=== BRIEF ===
Can the data below be set down again exactly, line for line?

##### SUPPLIED DATA

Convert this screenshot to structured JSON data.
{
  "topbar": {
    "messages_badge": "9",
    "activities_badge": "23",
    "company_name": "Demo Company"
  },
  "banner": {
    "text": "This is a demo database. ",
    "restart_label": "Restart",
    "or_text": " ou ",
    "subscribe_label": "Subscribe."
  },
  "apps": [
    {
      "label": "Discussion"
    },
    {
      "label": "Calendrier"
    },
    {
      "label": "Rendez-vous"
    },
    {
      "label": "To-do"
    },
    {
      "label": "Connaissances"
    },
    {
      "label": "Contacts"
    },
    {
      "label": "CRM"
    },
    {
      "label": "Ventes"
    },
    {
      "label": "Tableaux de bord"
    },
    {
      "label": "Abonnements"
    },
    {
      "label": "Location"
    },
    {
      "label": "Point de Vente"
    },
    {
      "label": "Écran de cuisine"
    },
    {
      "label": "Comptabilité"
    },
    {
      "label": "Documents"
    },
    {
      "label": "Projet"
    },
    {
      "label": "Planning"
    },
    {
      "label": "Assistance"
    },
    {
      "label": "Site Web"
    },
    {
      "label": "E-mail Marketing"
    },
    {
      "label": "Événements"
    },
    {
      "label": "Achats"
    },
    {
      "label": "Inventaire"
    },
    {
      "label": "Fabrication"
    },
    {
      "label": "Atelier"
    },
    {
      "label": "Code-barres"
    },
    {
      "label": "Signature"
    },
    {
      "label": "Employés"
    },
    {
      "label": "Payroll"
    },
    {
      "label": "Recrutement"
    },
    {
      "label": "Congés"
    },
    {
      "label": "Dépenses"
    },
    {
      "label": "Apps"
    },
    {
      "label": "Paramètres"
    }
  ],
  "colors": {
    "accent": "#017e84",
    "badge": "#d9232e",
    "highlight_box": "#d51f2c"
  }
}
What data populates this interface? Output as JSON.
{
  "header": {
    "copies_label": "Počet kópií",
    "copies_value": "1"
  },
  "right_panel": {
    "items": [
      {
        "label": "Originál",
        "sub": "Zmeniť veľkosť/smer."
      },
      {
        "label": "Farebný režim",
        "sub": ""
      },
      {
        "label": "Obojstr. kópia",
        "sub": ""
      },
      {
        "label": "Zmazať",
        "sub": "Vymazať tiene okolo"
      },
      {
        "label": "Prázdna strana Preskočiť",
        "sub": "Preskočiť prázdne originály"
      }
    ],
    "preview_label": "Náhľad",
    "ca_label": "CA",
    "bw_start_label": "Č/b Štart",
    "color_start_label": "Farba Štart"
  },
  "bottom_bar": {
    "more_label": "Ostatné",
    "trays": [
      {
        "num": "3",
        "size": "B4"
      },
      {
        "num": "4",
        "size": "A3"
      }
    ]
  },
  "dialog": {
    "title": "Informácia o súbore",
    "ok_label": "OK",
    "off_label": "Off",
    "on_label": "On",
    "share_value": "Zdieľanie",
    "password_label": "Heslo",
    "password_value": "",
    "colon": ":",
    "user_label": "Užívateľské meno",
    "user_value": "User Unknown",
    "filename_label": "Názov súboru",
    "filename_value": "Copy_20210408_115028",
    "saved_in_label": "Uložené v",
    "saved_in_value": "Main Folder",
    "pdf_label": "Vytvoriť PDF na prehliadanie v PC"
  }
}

##########

=== EXERCISE RESULT ===
Convert this screenshot to structured JSON data.
{
  "topbar": {
    "messages_badge": "9",
    "activities_badge": "23",
    "company_name": "Demo Company"
  },
  "banner": {
    "text": "This is a demo database. ",
    "restart_label": "Restart",
    "or_text": " ou ",
    "subscribe_label": "Subscribe."
  },
  "apps": [
    {
      "label": "Discussion"
    },
    {
      "label": "Calendrier"
    },
    {
      "label": "Rendez-vous"
    },
    {
      "label": "To-do"
    },
    {
      "label": "Connaissances"
    },
    {
      "label": "Contacts"
    },
    {
      "label": "CRM"
    },
    {
      "label": "Ventes"
    },
    {
      "label": "Tableaux de bord"
    },
    {
      "label": "Abonnements"
    },
    {
      "label": "Location"
    },
    {
      "label": "Point de Vente"
    },
    {
      "label": "Écran de cuisine"
    },
    {
      "label": "Comptabilité"
    },
    {
      "label": "Documents"
    },
    {
      "label": "Projet"
    },
    {
      "label": "Planning"
    },
    {
      "label": "Assistance"
    },
    {
      "label": "Site Web"
    },
    {
      "label": "E-mail Marketing"
    },
    {
      "label": "Événements"
    },
    {
      "label": "Achats"
    },
    {
      "label": "Inventaire"
    },
    {
      "label": "Fabrication"
    },
    {
      "label": "Atelier"
    },
    {
      "label": "Code-barres"
    },
    {
      "label": "Signature"
    },
    {
      "label": "Employés"
    },
    {
      "label": "Payroll"
    },
    {
      "label": "Recrutement"
    },
    {
      "label": "Congés"
    },
    {
      "label": "Dépenses"
    },
    {
      "label": "Apps"
    },
    {
      "label": "Paramètres"
    }
  ],
  "colors": {
    "accent": "#017e84",
    "badge": "#d9232e",
    "highlight_box": "#d51f2c"
  }
}
What data populates this interface? Output as JSON.
{
  "header": {
    "copies_label": "Počet kópií",
    "copies_value": "1"
  },
  "right_panel": {
    "items": [
      {
        "label": "Originál",
        "sub": "Zmeniť veľkosť/smer."
      },
      {
        "label": "Farebný režim",
        "sub": ""
      },
      {
        "label": "Obojstr. kópia",
        "sub": ""
      },
      {
        "label": "Zmazať",
        "sub": "Vymazať tiene okolo"
      },
      {
        "label": "Prázdna strana Preskočiť",
        "sub": "Preskočiť prázdne originály"
      }
    ],
    "preview_label": "Náhľad",
    "ca_label": "CA",
    "bw_start_label": "Č/b Štart",
    "color_start_label": "Farba Štart"
  },
  "bottom_bar": {
    "more_label": "Ostatné",
    "trays": [
      {
        "num": "3",
        "size": "B4"
      },
      {
        "num": "4",
        "size": "A3"
      }
    ]
  },
  "dialog": {
    "title": "Informácia o súbore",
    "ok_label": "OK",
    "off_label": "Off",
    "on_label": "On",
    "share_value": "Zdieľanie",
    "password_label": "Heslo",
    "password_value": "",
    "colon": ":",
    "user_label": "Užívateľské meno",
    "user_value": "User Unknown",
    "filename_label": "Názov súboru",
    "filename_value": "Copy_20210408_115028",
    "saved_in_label": "Uložené v",
    "saved_in_value": "Main Folder",
    "pdf_label": "Vytvoriť PDF na prehliadanie v PC"
  }
}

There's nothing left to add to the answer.